--- Start INPUT MATERIAL ---

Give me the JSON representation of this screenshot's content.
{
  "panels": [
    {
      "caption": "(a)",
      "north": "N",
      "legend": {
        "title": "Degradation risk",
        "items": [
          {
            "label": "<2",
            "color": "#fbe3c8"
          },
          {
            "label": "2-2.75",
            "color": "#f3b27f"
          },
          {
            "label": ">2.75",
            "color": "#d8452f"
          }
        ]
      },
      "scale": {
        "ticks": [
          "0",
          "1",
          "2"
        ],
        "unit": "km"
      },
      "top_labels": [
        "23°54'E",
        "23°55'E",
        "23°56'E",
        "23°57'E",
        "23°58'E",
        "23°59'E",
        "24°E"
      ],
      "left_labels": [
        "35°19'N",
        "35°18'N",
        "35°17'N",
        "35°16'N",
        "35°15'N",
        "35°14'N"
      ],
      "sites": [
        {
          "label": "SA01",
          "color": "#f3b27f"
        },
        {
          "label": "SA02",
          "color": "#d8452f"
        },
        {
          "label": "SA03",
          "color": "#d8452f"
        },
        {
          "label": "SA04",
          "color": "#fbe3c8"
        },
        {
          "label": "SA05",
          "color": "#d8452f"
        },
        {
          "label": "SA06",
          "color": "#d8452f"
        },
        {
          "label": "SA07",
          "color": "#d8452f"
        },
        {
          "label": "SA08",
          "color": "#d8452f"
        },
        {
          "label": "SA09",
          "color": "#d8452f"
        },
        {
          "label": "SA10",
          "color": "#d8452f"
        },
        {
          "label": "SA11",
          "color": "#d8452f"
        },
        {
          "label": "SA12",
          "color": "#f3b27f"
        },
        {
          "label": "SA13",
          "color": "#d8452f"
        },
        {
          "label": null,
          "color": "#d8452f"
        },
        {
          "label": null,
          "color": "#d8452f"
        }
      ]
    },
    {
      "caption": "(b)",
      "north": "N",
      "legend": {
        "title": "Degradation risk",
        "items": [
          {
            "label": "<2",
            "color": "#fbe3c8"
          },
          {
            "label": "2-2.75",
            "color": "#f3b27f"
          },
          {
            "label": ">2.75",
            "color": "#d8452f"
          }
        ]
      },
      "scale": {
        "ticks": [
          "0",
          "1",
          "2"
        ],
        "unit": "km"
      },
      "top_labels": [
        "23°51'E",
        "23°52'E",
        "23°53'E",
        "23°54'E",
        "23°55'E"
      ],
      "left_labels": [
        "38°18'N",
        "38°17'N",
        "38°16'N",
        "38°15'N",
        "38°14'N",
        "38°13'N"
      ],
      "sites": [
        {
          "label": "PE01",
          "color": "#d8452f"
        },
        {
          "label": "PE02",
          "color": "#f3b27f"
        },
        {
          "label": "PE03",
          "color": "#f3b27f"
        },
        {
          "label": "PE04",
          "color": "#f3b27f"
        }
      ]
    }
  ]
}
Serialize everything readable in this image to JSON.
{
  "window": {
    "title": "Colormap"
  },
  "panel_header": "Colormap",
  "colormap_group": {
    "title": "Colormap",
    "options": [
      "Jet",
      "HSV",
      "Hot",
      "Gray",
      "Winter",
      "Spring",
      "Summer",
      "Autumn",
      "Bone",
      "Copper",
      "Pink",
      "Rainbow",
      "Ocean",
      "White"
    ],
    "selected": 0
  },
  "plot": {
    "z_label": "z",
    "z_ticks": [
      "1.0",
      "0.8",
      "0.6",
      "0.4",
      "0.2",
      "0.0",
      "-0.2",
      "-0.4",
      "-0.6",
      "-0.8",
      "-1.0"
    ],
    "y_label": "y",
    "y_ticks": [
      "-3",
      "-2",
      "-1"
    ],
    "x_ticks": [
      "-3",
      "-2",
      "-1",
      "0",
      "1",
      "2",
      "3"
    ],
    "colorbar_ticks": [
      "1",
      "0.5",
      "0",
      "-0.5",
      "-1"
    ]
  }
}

--- End INPUT MATERIAL ---

AIM: Repeat the data above, word for word.

COMPLETE ANSWER:
Give me the JSON representation of this screenshot's content.
{
  "panels": [
    {
      "caption": "(a)",
      "north": "N",
      "legend": {
        "title": "Degradation risk",
        "items": [
          {
            "label": "<2",
            "color": "#fbe3c8"
          },
          {
            "label": "2-2.75",
            "color": "#f3b27f"
          },
          {
            "label": ">2.75",
            "color": "#d8452f"
          }
        ]
      },
      "scale": {
        "ticks": [
          "0",
          "1",
          "2"
        ],
        "unit": "km"
      },
      "top_labels": [
        "23°54'E",
        "23°55'E",
        "23°56'E",
        "23°57'E",
        "23°58'E",
        "23°59'E",
        "24°E"
      ],
      "left_labels": [
        "35°19'N",
        "35°18'N",
        "35°17'N",
        "35°16'N",
        "35°15'N",
        "35°14'N"
      ],
      "sites": [
        {
          "label": "SA01",
          "color": "#f3b27f"
        },
        {
          "label": "SA02",
          "color": "#d8452f"
        },
        {
          "label": "SA03",
          "color": "#d8452f"
        },
        {
          "label": "SA04",
          "color": "#fbe3c8"
        },
        {
          "label": "SA05",
          "color": "#d8452f"
        },
        {
          "label": "SA06",
          "color": "#d8452f"
        },
        {
          "label": "SA07",
          "color": "#d8452f"
        },
        {
          "label": "SA08",
          "color": "#d8452f"
        },
        {
          "label": "SA09",
          "color": "#d8452f"
        },
        {
          "label": "SA10",
          "color": "#d8452f"
        },
        {
          "label": "SA11",
          "color": "#d8452f"
        },
        {
          "label": "SA12",
          "color": "#f3b27f"
        },
        {
          "label": "SA13",
          "color": "#d8452f"
        },
        {
          "label": null,
          "color": "#d8452f"
        },
        {
          "label": null,
          "color": "#d8452f"
        }
      ]
    },
    {
      "caption": "(b)",
      "north": "N",
      "legend": {
        "title": "Degradation risk",
        "items": [
          {
            "label": "<2",
            "color": "#fbe3c8"
          },
          {
            "label": "2-2.75",
            "color": "#f3b27f"
          },
          {
            "label": ">2.75",
            "color": "#d8452f"
          }
        ]
      },
      "scale": {
        "ticks": [
          "0",
          "1",
          "2"
        ],
        "unit": "km"
      },
      "top_labels": [
        "23°51'E",
        "23°52'E",
        "23°53'E",
        "23°54'E",
        "23°55'E"
      ],
      "left_labels": [
        "38°18'N",
        "38°17'N",
        "38°16'N",
        "38°15'N",
        "38°14'N",
        "38°13'N"
      ],
      "sites": [
        {
          "label": "PE01",
          "color": "#d8452f"
        },
        {
          "label": "PE02",
          "color": "#f3b27f"
        },
        {
          "label": "PE03",
          "color": "#f3b27f"
        },
        {
          "label": "PE04",
          "color": "#f3b27f"
        }
      ]
    }
  ]
}
Serialize everything readable in this image to JSON.
{
  "window": {
    "title": "Colormap"
  },
  "panel_header": "Colormap",
  "colormap_group": {
    "title": "Colormap",
    "options": [
      "Jet",
      "HSV",
      "Hot",
      "Gray",
      "Winter",
      "Spring",
      "Summer",
      "Autumn",
      "Bone",
      "Copper",
      "Pink",
      "Rainbow",
      "Ocean",
      "White"
    ],
    "selected": 0
  },
  "plot": {
    "z_label": "z",
    "z_ticks": [
      "1.0",
      "0.8",
      "0.6",
      "0.4",
      "0.2",
      "0.0",
      "-0.2",
      "-0.4",
      "-0.6",
      "-0.8",
      "-1.0"
    ],
    "y_label": "y",
    "y_ticks": [
      "-3",
      "-2",
      "-1"
    ],
    "x_ticks": [
      "-3",
      "-2",
      "-1",
      "0",
      "1",
      "2",
      "3"
    ],
    "colorbar_ticks": [
      "1",
      "0.5",
      "0",
      "-0.5",
      "-1"
    ]
  }
}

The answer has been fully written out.